Begin Excerpted data
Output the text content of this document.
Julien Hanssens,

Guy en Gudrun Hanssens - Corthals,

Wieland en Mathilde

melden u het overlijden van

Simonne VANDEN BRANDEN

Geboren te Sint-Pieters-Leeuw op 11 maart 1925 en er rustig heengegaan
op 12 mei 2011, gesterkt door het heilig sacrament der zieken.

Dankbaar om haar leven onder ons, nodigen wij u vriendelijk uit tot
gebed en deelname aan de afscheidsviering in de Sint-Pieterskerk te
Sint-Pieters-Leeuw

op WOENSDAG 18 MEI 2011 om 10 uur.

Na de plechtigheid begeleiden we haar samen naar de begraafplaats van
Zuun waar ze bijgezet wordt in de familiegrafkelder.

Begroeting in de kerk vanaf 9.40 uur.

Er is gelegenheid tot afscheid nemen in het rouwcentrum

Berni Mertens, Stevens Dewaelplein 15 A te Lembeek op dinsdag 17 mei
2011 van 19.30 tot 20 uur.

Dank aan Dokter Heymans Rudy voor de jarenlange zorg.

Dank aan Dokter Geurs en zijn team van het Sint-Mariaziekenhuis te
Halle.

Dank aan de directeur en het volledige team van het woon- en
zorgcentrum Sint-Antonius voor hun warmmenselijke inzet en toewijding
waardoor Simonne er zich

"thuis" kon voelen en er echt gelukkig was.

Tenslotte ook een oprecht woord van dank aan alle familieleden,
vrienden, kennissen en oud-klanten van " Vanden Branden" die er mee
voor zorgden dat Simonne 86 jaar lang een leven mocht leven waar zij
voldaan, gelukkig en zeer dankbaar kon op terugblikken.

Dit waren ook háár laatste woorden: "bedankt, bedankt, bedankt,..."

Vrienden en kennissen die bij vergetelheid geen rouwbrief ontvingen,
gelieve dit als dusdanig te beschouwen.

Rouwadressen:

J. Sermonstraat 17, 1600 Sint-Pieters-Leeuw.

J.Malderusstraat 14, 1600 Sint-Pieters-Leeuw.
End Excerpted data
Would you give the material above again, complete and exact?

_Result for this task_.
Output the text content of this document.
Julien Hanssens,

Guy en Gudrun Hanssens - Corthals,

Wieland en Mathilde

melden u het overlijden van

Simonne VANDEN BRANDEN

Geboren te Sint-Pieters-Leeuw op 11 maart 1925 en er rustig heengegaan
op 12 mei 2011, gesterkt door het heilig sacrament der zieken.

Dankbaar om haar leven onder ons, nodigen wij u vriendelijk uit tot
gebed en deelname aan de afscheidsviering in de Sint-Pieterskerk te
Sint-Pieters-Leeuw

op WOENSDAG 18 MEI 2011 om 10 uur.

Na de plechtigheid begeleiden we haar samen naar de begraafplaats van
Zuun waar ze bijgezet wordt in de familiegrafkelder.

Begroeting in de kerk vanaf 9.40 uur.

Er is gelegenheid tot afscheid nemen in het rouwcentrum

Berni Mertens, Stevens Dewaelplein 15 A te Lembeek op dinsdag 17 mei
2011 van 19.30 tot 20 uur.

Dank aan Dokter Heymans Rudy voor de jarenlange zorg.

Dank aan Dokter Geurs en zijn team van het Sint-Mariaziekenhuis te
Halle.

Dank aan de directeur en het volledige team van het woon- en
zorgcentrum Sint-Antonius voor hun warmmenselijke inzet en toewijding
waardoor Simonne er zich

"thuis" kon voelen en er echt gelukkig was.

Tenslotte ook een oprecht woord van dank aan alle familieleden,
vrienden, kennissen en oud-klanten van " Vanden Branden" die er mee
voor zorgden dat Simonne 86 jaar lang een leven mocht leven waar zij
voldaan, gelukkig en zeer dankbaar kon op terugblikken.

Dit waren ook háár laatste woorden: "bedankt, bedankt, bedankt,..."

Vrienden en kennissen die bij vergetelheid geen rouwbrief ontvingen,
gelieve dit als dusdanig te beschouwen.

Rouwadressen:

J. Sermonstraat 17, 1600 Sint-Pieters-Leeuw.

J.Malderusstraat 14, 1600 Sint-Pieters-Leeuw.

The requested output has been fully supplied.